* **DATASET**:

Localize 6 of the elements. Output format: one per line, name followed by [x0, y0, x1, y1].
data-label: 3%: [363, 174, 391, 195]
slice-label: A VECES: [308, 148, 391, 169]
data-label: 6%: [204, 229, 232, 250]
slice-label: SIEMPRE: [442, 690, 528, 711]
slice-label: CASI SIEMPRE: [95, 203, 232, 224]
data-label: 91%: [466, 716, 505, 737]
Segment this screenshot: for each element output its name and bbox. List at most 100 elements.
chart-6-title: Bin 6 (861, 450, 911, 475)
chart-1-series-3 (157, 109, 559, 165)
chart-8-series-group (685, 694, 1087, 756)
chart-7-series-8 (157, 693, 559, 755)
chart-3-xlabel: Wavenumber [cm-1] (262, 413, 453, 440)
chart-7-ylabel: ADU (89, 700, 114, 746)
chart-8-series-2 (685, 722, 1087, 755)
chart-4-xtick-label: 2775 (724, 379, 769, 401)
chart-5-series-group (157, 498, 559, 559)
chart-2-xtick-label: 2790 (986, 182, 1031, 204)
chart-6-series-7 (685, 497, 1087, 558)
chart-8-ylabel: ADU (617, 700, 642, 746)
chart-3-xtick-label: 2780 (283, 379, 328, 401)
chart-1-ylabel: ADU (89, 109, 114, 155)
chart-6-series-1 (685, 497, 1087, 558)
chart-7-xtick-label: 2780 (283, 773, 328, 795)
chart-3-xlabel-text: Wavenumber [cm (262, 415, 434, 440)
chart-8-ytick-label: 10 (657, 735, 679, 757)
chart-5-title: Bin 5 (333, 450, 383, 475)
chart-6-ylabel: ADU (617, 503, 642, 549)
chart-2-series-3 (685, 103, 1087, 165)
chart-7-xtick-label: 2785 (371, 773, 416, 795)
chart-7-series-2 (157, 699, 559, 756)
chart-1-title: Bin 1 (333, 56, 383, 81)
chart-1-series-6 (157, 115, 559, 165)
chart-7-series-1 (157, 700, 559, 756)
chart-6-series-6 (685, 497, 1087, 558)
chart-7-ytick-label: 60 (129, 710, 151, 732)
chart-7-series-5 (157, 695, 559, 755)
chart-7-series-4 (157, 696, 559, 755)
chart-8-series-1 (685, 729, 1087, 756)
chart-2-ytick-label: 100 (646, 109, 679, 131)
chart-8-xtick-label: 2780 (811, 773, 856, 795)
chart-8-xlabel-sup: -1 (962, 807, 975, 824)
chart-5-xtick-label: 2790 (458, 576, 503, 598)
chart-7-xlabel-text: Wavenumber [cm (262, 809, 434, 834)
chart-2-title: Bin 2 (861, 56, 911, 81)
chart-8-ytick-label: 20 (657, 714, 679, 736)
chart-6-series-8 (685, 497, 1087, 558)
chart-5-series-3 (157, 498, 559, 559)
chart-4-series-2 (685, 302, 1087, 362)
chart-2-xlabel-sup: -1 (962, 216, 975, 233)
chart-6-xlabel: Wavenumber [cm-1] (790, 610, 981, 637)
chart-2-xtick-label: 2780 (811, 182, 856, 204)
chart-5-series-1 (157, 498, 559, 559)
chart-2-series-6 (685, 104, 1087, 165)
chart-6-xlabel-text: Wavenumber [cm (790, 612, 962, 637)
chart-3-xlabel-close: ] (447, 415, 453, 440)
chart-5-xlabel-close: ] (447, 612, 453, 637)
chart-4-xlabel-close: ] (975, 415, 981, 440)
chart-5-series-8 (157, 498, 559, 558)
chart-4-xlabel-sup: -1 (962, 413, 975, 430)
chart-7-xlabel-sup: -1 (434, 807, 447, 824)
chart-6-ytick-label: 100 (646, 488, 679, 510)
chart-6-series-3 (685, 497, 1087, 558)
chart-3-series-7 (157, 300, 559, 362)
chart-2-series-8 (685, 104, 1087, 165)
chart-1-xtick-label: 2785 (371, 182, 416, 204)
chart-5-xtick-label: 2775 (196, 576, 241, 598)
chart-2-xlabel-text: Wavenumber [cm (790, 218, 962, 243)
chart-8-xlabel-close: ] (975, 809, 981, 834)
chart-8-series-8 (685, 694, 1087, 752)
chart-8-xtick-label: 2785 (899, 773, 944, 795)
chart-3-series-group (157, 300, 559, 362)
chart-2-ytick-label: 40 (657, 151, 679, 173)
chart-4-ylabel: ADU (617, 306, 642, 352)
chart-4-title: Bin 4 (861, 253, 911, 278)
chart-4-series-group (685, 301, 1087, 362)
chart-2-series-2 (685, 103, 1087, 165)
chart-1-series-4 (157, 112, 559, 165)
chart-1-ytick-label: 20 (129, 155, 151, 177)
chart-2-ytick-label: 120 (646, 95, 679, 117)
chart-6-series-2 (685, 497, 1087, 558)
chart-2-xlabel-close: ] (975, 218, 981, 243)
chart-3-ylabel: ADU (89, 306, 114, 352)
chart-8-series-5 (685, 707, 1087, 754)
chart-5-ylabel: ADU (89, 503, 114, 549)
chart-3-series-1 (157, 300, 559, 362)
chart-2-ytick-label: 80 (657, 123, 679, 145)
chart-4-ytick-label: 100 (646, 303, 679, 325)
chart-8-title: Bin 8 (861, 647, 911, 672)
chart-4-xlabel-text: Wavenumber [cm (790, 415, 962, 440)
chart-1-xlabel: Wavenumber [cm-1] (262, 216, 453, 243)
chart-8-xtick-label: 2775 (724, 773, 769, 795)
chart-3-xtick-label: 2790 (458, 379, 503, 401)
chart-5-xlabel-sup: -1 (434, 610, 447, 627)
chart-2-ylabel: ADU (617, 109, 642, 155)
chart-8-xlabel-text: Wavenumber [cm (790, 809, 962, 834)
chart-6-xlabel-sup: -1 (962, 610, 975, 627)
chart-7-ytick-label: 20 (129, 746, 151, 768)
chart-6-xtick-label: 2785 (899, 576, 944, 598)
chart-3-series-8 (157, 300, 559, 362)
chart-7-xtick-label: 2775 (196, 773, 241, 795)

* **TASK TO CARRY OUT**: Copy every row above without any changes, keeping each one on its own line.

* **TASK RESPONSE**:
Localize 6 of the elements. Output format: one per line, name followed by [x0, y0, x1, y1].
data-label: 3%: [363, 174, 391, 195]
slice-label: A VECES: [308, 148, 391, 169]
data-label: 6%: [204, 229, 232, 250]
slice-label: SIEMPRE: [442, 690, 528, 711]
slice-label: CASI SIEMPRE: [95, 203, 232, 224]
data-label: 91%: [466, 716, 505, 737]
Segment this screenshot: for each element output its name and bbox. List at most 100 elements.
chart-6-title: Bin 6 (861, 450, 911, 475)
chart-1-series-3 (157, 109, 559, 165)
chart-8-series-group (685, 694, 1087, 756)
chart-7-series-8 (157, 693, 559, 755)
chart-3-xlabel: Wavenumber [cm-1] (262, 413, 453, 440)
chart-7-ylabel: ADU (89, 700, 114, 746)
chart-8-series-2 (685, 722, 1087, 755)
chart-4-xtick-label: 2775 (724, 379, 769, 401)
chart-5-series-group (157, 498, 559, 559)
chart-2-xtick-label: 2790 (986, 182, 1031, 204)
chart-6-series-7 (685, 497, 1087, 558)
chart-8-ylabel: ADU (617, 700, 642, 746)
chart-3-xtick-label: 2780 (283, 379, 328, 401)
chart-1-ylabel: ADU (89, 109, 114, 155)
chart-6-series-1 (685, 497, 1087, 558)
chart-7-xtick-label: 2780 (283, 773, 328, 795)
chart-3-xlabel-text: Wavenumber [cm (262, 415, 434, 440)
chart-8-ytick-label: 10 (657, 735, 679, 757)
chart-5-title: Bin 5 (333, 450, 383, 475)
chart-6-ylabel: ADU (617, 503, 642, 549)
chart-2-series-3 (685, 103, 1087, 165)
chart-7-xtick-label: 2785 (371, 773, 416, 795)
chart-7-series-2 (157, 699, 559, 756)
chart-1-title: Bin 1 (333, 56, 383, 81)
chart-1-series-6 (157, 115, 559, 165)
chart-7-series-1 (157, 700, 559, 756)
chart-6-series-6 (685, 497, 1087, 558)
chart-7-ytick-label: 60 (129, 710, 151, 732)
chart-7-series-5 (157, 695, 559, 755)
chart-7-series-4 (157, 696, 559, 755)
chart-8-series-1 (685, 729, 1087, 756)
chart-2-ytick-label: 100 (646, 109, 679, 131)
chart-8-xtick-label: 2780 (811, 773, 856, 795)
chart-8-xlabel-sup: -1 (962, 807, 975, 824)
chart-5-xtick-label: 2790 (458, 576, 503, 598)
chart-7-xlabel-text: Wavenumber [cm (262, 809, 434, 834)
chart-2-title: Bin 2 (861, 56, 911, 81)
chart-8-ytick-label: 20 (657, 714, 679, 736)
chart-6-series-8 (685, 497, 1087, 558)
chart-5-series-3 (157, 498, 559, 559)
chart-4-series-2 (685, 302, 1087, 362)
chart-2-xlabel-sup: -1 (962, 216, 975, 233)
chart-6-xlabel: Wavenumber [cm-1] (790, 610, 981, 637)
chart-2-xtick-label: 2780 (811, 182, 856, 204)
chart-5-series-1 (157, 498, 559, 559)
chart-2-series-6 (685, 104, 1087, 165)
chart-6-xlabel-text: Wavenumber [cm (790, 612, 962, 637)
chart-3-xlabel-close: ] (447, 415, 453, 440)
chart-5-xlabel-close: ] (447, 612, 453, 637)
chart-4-xlabel-close: ] (975, 415, 981, 440)
chart-5-series-8 (157, 498, 559, 558)
chart-4-xlabel-sup: -1 (962, 413, 975, 430)
chart-7-xlabel-sup: -1 (434, 807, 447, 824)
chart-6-ytick-label: 100 (646, 488, 679, 510)
chart-6-series-3 (685, 497, 1087, 558)
chart-3-series-7 (157, 300, 559, 362)
chart-2-series-8 (685, 104, 1087, 165)
chart-1-xtick-label: 2785 (371, 182, 416, 204)
chart-5-xtick-label: 2775 (196, 576, 241, 598)
chart-2-xlabel-text: Wavenumber [cm (790, 218, 962, 243)
chart-8-xlabel-close: ] (975, 809, 981, 834)
chart-8-series-8 (685, 694, 1087, 752)
chart-8-xtick-label: 2785 (899, 773, 944, 795)
chart-3-series-group (157, 300, 559, 362)
chart-2-ytick-label: 40 (657, 151, 679, 173)
chart-4-ylabel: ADU (617, 306, 642, 352)
chart-4-title: Bin 4 (861, 253, 911, 278)
chart-4-series-group (685, 301, 1087, 362)
chart-2-series-2 (685, 103, 1087, 165)
chart-1-series-4 (157, 112, 559, 165)
chart-1-ytick-label: 20 (129, 155, 151, 177)
chart-2-ytick-label: 120 (646, 95, 679, 117)
chart-6-series-2 (685, 497, 1087, 558)
chart-2-xlabel-close: ] (975, 218, 981, 243)
chart-3-ylabel: ADU (89, 306, 114, 352)
chart-8-series-5 (685, 707, 1087, 754)
chart-5-ylabel: ADU (89, 503, 114, 549)
chart-3-series-1 (157, 300, 559, 362)
chart-2-ytick-label: 80 (657, 123, 679, 145)
chart-4-ytick-label: 100 (646, 303, 679, 325)
chart-8-title: Bin 8 (861, 647, 911, 672)
chart-4-xlabel-text: Wavenumber [cm (790, 415, 962, 440)
chart-1-xlabel: Wavenumber [cm-1] (262, 216, 453, 243)
chart-8-xtick-label: 2775 (724, 773, 769, 795)
chart-3-xtick-label: 2790 (458, 379, 503, 401)
chart-5-xlabel-sup: -1 (434, 610, 447, 627)
chart-2-ylabel: ADU (617, 109, 642, 155)
chart-8-xlabel-text: Wavenumber [cm (790, 809, 962, 834)
chart-6-xlabel-sup: -1 (962, 610, 975, 627)
chart-7-ytick-label: 20 (129, 746, 151, 768)
chart-6-xtick-label: 2785 (899, 576, 944, 598)
chart-3-series-8 (157, 300, 559, 362)
chart-7-xtick-label: 2775 (196, 773, 241, 795)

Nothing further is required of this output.